▶ _What to produce_
Locate every line in the listing below that contains the string "University", treating uppercase and lowercase as distinct, and copy each such line in full.

▶ _Listed entries_

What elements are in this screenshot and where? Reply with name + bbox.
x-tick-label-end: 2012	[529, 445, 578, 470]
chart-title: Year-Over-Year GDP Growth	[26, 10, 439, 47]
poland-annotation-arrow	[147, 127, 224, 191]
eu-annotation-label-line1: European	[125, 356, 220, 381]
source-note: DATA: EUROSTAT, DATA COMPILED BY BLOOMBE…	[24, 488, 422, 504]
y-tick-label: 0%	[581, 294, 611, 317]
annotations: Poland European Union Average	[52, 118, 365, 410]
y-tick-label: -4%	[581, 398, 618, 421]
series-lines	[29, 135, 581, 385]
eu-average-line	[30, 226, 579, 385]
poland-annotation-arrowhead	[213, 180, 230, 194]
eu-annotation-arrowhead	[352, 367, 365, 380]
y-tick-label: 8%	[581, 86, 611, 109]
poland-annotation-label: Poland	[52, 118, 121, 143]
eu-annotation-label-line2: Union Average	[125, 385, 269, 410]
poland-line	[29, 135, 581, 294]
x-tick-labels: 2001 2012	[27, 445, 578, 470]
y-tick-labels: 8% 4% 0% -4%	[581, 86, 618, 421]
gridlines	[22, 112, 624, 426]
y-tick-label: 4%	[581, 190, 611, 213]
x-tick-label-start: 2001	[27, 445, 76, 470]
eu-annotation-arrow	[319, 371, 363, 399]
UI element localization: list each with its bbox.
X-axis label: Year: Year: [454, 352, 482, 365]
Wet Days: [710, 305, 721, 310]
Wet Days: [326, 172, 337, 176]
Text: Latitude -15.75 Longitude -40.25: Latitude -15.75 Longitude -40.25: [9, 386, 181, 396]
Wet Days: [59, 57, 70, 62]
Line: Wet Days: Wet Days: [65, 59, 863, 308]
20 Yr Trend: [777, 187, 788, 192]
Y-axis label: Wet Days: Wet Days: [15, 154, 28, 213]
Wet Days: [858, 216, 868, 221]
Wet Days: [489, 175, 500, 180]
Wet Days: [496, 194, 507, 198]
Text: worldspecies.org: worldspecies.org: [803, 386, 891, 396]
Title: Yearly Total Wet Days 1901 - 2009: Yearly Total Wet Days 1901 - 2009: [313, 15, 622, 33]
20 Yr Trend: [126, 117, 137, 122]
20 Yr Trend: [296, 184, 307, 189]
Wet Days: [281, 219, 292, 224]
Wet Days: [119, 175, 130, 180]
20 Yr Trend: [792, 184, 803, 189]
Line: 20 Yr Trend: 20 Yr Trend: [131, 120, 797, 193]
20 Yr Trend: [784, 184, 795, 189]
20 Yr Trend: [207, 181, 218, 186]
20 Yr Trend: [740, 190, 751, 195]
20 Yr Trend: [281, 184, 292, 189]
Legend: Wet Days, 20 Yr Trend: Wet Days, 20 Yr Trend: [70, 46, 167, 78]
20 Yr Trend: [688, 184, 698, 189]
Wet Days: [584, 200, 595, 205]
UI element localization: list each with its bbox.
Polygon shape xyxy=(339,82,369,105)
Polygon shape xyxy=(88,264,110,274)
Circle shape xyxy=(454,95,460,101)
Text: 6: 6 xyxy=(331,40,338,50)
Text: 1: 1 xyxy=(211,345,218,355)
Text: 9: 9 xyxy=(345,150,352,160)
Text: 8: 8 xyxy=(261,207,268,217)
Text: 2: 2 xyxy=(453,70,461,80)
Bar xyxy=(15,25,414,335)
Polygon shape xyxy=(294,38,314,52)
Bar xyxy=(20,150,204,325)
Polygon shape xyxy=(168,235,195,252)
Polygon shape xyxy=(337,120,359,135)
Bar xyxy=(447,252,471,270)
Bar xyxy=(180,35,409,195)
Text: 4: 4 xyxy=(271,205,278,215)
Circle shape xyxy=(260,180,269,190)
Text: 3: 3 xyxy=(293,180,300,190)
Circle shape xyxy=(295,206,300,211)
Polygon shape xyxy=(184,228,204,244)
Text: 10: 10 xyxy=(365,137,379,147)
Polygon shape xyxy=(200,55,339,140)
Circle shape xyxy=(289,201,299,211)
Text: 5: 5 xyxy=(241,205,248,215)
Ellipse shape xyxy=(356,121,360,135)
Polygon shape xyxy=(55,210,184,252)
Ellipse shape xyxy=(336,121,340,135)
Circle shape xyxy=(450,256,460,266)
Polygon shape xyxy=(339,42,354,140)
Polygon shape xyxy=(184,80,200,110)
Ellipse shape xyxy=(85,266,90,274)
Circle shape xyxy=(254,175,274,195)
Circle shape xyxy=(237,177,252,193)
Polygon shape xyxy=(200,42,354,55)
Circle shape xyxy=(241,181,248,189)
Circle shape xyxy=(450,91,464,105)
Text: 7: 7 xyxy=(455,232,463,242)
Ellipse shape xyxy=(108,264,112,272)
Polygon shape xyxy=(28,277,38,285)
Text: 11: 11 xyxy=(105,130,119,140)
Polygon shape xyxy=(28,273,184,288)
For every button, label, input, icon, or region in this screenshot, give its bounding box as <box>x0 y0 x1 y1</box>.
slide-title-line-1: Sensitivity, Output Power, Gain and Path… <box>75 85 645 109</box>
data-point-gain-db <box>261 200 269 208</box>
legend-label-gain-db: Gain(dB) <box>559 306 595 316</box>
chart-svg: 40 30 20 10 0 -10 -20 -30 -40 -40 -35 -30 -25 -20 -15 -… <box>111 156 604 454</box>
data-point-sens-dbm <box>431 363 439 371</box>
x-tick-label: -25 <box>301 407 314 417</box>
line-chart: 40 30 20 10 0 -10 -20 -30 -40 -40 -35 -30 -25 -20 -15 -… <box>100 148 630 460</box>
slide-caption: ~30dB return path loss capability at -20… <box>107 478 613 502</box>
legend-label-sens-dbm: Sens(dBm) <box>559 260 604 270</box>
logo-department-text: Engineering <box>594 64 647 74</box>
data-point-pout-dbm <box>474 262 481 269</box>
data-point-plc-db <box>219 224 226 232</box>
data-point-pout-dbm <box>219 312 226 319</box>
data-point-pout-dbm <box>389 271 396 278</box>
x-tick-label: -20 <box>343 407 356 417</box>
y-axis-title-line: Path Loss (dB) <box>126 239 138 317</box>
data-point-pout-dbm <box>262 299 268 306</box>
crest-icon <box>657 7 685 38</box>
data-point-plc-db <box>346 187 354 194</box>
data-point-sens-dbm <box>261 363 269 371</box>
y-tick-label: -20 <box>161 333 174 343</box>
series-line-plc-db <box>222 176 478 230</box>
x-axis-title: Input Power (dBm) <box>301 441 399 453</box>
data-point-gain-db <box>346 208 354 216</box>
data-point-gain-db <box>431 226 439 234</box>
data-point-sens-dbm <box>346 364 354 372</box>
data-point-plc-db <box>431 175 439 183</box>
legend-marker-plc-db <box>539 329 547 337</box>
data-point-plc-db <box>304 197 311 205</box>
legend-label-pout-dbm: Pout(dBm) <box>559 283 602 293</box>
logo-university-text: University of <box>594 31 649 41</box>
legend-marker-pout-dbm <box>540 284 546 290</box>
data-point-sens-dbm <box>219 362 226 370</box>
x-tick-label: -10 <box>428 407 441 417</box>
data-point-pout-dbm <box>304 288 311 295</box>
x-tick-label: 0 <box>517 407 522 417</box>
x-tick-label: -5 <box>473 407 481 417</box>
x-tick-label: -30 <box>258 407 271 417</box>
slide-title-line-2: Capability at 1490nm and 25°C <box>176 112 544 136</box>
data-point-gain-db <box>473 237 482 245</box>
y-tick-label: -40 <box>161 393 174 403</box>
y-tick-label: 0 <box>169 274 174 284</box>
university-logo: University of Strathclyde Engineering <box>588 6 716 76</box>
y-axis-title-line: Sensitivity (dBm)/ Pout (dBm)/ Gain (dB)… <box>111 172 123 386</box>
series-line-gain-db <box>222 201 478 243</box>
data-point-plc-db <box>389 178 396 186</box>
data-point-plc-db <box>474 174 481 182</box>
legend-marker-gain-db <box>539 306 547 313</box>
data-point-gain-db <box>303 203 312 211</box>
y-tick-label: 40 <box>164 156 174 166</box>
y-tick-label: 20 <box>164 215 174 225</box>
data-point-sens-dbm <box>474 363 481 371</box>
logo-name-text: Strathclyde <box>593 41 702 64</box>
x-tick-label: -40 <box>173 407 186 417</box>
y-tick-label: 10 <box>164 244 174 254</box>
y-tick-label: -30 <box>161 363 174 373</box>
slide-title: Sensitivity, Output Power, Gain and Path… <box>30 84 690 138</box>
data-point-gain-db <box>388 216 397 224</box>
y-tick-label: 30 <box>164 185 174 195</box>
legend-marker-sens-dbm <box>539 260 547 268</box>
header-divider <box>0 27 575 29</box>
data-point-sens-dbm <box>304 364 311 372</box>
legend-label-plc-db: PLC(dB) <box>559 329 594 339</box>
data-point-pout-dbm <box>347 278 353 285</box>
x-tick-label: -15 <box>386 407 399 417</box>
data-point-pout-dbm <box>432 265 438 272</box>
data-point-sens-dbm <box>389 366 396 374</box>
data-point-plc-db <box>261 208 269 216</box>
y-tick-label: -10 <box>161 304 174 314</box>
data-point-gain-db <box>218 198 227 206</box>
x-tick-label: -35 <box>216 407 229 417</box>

▶ _Answer for the task_
logo-university-text: University of <box>594 31 649 41</box>
university-logo: University of Strathclyde Engineering <box>588 6 716 76</box>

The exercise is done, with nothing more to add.